— START Information supplied —
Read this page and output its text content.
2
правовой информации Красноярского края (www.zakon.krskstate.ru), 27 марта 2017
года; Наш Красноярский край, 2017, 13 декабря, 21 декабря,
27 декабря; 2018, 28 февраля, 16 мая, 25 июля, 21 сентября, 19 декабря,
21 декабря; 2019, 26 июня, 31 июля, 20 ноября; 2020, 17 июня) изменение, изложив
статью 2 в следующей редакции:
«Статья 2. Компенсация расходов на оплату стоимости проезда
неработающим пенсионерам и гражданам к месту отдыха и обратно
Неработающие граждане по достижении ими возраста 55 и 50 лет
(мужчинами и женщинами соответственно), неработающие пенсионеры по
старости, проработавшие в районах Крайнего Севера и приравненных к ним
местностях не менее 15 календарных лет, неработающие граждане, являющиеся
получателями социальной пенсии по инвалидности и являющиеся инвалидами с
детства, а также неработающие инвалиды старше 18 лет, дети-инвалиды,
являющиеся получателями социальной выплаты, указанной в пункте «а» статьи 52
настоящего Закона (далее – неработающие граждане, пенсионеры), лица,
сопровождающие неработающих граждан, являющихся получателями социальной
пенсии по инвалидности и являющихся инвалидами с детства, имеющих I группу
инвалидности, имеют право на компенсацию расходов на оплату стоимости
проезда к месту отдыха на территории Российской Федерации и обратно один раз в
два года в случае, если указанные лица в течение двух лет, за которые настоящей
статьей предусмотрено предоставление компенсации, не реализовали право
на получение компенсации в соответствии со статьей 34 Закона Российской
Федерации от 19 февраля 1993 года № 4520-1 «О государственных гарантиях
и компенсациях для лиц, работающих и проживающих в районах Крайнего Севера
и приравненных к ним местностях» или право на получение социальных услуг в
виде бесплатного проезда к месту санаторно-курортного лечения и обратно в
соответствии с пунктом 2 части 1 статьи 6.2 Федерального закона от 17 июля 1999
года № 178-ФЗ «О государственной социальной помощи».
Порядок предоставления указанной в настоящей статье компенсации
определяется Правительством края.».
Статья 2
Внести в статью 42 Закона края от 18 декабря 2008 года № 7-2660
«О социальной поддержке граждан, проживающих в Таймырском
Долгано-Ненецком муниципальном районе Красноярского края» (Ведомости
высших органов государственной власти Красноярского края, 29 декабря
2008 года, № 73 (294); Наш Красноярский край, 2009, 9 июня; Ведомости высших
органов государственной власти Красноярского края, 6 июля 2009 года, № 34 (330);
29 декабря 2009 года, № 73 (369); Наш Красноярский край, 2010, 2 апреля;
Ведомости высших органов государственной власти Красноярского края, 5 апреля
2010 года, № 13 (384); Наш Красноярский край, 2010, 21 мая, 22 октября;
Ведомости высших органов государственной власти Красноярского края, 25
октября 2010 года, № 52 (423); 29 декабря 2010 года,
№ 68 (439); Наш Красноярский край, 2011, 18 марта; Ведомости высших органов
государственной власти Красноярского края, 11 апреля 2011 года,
— END Information supplied —
▶ **What the task requires**:
Give only the number of lines in the data that hold the word "государственной".

▶ **Output of the task**:
6